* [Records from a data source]
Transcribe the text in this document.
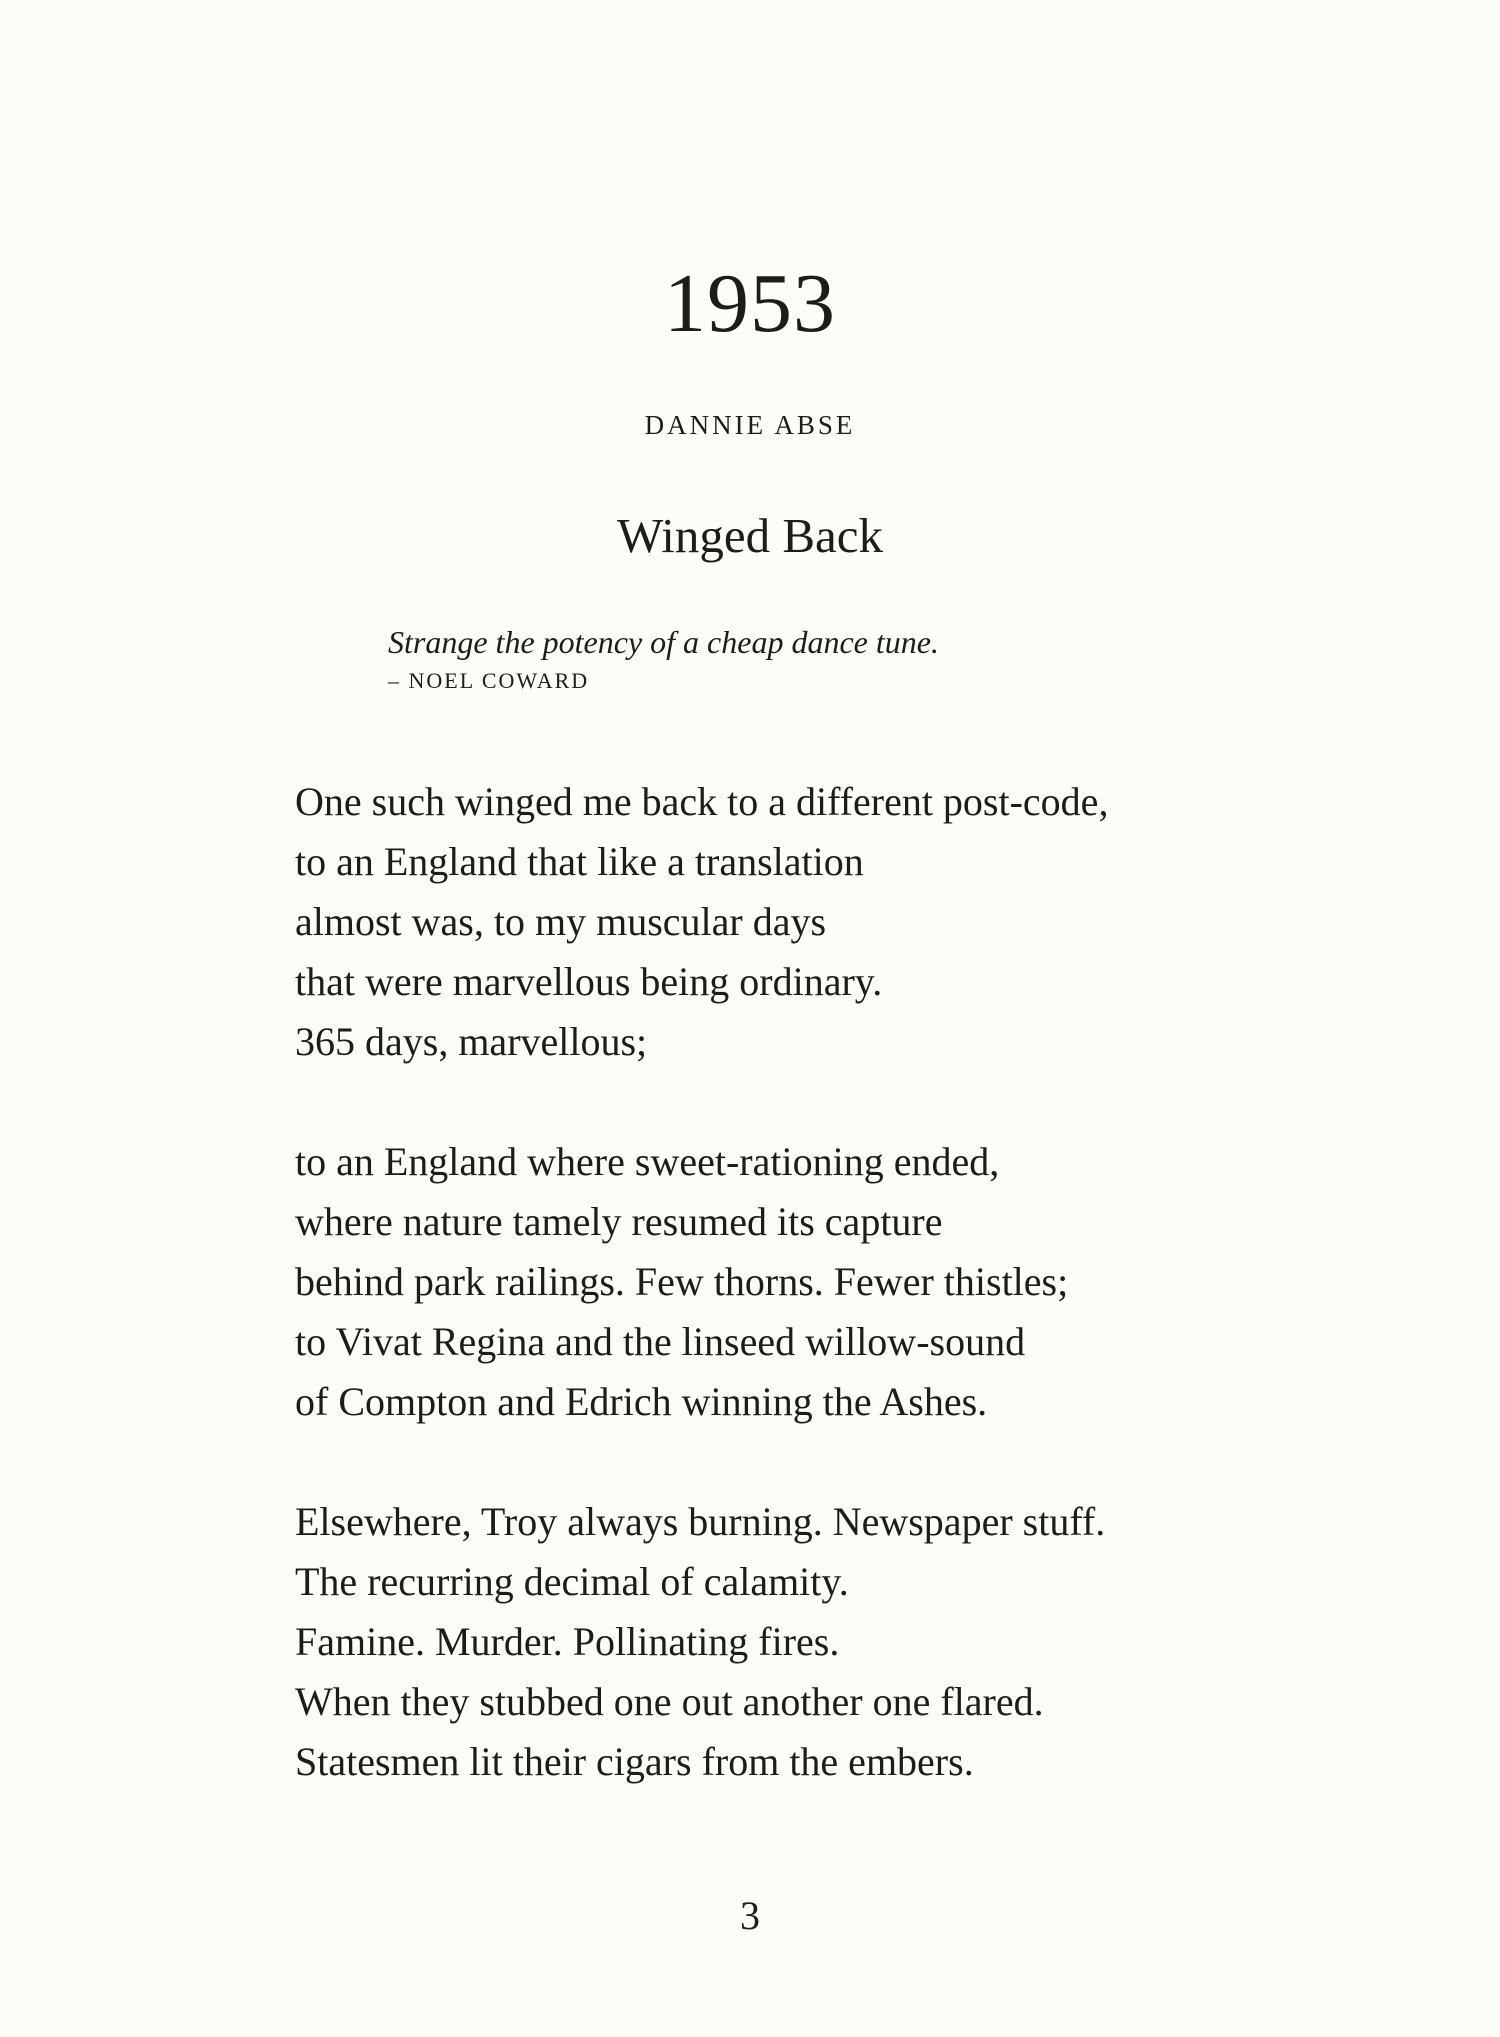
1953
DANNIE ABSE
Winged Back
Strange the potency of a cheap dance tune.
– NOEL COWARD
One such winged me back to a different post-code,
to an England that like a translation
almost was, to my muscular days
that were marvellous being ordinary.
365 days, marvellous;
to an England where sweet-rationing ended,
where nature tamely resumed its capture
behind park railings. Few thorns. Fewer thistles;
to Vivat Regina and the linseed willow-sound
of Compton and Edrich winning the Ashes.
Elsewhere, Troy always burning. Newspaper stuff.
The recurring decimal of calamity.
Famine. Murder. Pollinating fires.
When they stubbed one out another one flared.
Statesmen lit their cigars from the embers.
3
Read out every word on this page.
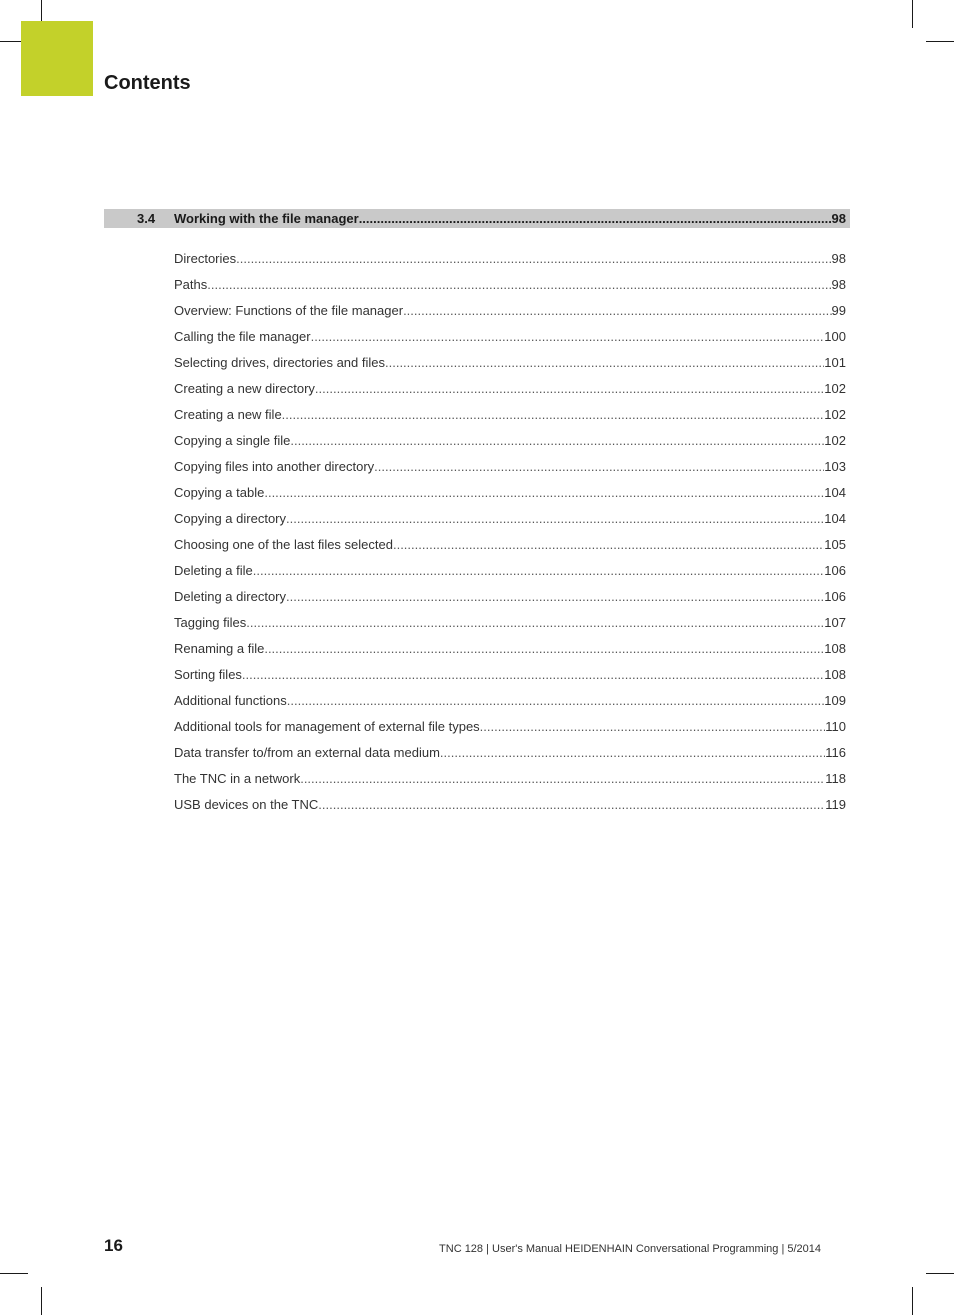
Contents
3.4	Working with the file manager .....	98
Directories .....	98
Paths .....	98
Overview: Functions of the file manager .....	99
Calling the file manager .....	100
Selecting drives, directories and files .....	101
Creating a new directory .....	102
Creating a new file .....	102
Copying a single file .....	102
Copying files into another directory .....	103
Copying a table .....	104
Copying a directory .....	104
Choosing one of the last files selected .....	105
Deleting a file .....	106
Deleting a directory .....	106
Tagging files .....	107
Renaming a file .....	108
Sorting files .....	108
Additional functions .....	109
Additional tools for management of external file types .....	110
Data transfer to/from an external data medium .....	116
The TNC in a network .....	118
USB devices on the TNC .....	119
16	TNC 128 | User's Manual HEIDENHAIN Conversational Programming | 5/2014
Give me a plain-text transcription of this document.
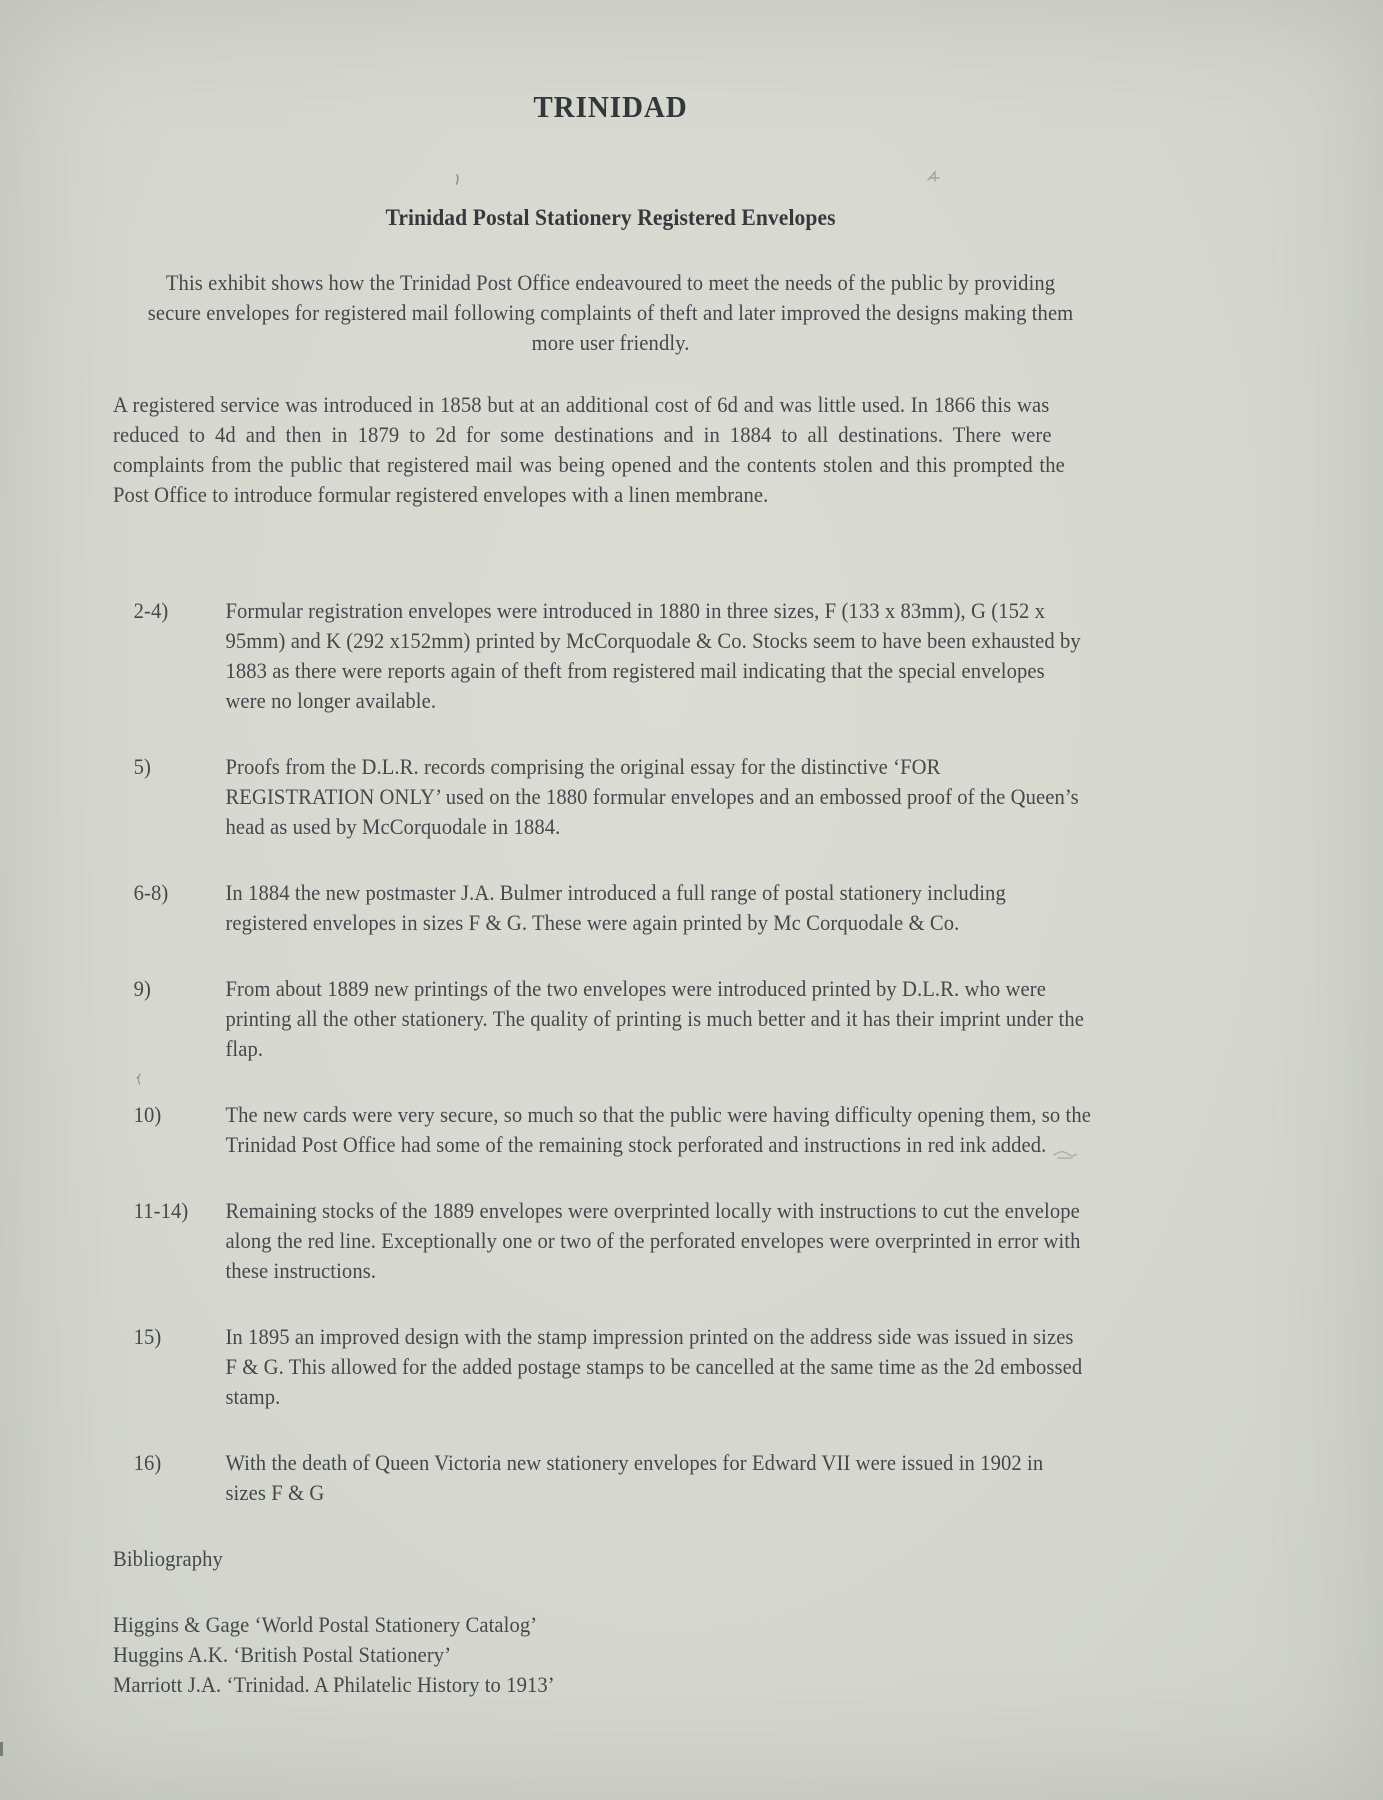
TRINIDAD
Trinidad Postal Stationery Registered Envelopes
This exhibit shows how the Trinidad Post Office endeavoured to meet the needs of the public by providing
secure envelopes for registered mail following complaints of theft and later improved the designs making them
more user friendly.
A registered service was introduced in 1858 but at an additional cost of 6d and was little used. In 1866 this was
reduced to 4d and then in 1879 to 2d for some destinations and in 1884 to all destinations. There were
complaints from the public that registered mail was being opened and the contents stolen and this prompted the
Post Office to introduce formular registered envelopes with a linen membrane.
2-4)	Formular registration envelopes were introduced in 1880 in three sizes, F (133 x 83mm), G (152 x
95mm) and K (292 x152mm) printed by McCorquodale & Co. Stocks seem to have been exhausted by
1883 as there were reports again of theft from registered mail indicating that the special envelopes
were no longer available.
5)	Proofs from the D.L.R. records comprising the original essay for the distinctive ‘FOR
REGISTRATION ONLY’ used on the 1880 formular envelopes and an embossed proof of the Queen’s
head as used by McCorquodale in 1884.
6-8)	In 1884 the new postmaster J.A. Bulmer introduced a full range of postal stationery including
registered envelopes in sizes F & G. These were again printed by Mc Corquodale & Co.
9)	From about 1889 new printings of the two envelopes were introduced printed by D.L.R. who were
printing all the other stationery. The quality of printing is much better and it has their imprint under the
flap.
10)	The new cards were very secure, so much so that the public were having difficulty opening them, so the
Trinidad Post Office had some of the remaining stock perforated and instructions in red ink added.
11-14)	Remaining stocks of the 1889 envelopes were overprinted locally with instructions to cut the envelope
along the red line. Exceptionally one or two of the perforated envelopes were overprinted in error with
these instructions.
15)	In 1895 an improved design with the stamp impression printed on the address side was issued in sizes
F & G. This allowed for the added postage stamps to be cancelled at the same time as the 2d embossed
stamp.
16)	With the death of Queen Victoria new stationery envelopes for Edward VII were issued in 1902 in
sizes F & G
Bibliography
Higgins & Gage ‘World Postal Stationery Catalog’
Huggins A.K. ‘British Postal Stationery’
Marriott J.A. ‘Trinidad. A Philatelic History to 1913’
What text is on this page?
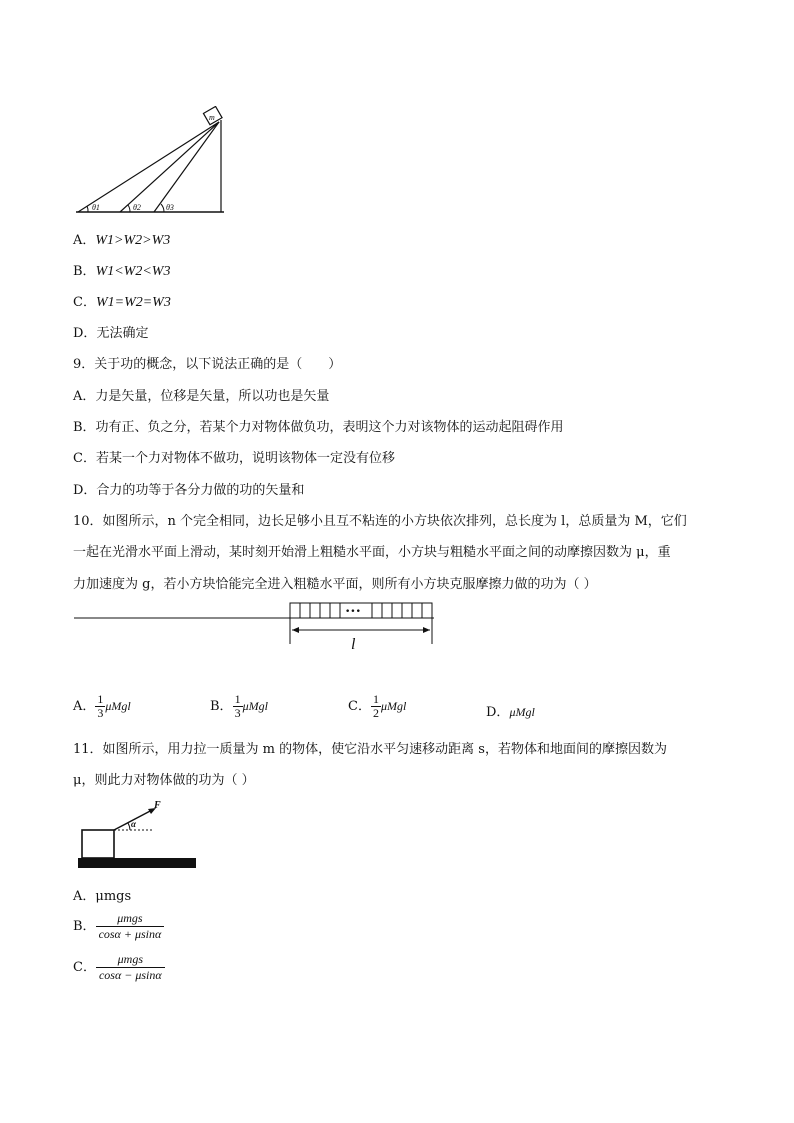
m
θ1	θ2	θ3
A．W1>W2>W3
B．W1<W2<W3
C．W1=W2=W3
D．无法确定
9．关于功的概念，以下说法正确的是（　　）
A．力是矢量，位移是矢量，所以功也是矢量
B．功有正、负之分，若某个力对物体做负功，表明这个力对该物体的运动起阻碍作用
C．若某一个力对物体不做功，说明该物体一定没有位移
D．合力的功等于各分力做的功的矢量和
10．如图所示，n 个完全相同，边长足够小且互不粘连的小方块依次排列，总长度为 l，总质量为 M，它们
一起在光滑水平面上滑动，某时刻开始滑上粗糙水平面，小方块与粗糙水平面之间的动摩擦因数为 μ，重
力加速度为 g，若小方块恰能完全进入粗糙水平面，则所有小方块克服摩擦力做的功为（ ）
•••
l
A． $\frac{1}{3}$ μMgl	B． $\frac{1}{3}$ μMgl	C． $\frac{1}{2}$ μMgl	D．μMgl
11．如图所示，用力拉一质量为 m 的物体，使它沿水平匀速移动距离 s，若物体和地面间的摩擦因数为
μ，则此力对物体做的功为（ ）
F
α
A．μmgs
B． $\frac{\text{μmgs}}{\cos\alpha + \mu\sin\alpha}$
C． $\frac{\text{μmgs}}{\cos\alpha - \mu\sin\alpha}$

* [GOAL OF THE EXERCISE] Everything from the line containing "What text is on this page?" through the last line of the entries is to be output exactly as written, minus any pictures.

* [RESULT]
What text is on this page?
m
θ1	θ2	θ3
A．W1>W2>W3
B．W1<W2<W3
C．W1=W2=W3
D．无法确定
9．关于功的概念，以下说法正确的是（　　）
A．力是矢量，位移是矢量，所以功也是矢量
B．功有正、负之分，若某个力对物体做负功，表明这个力对该物体的运动起阻碍作用
C．若某一个力对物体不做功，说明该物体一定没有位移
D．合力的功等于各分力做的功的矢量和
10．如图所示，n 个完全相同，边长足够小且互不粘连的小方块依次排列，总长度为 l，总质量为 M，它们
一起在光滑水平面上滑动，某时刻开始滑上粗糙水平面，小方块与粗糙水平面之间的动摩擦因数为 μ，重
力加速度为 g，若小方块恰能完全进入粗糙水平面，则所有小方块克服摩擦力做的功为（ ）
•••
l
A． $\frac{1}{3}$ μMgl	B． $\frac{1}{3}$ μMgl	C． $\frac{1}{2}$ μMgl	D．μMgl
11．如图所示，用力拉一质量为 m 的物体，使它沿水平匀速移动距离 s，若物体和地面间的摩擦因数为
μ，则此力对物体做的功为（ ）
F
α
A．μmgs
B． $\frac{\text{μmgs}}{\cos\alpha + \mu\sin\alpha}$
C． $\frac{\text{μmgs}}{\cos\alpha - \mu\sin\alpha}$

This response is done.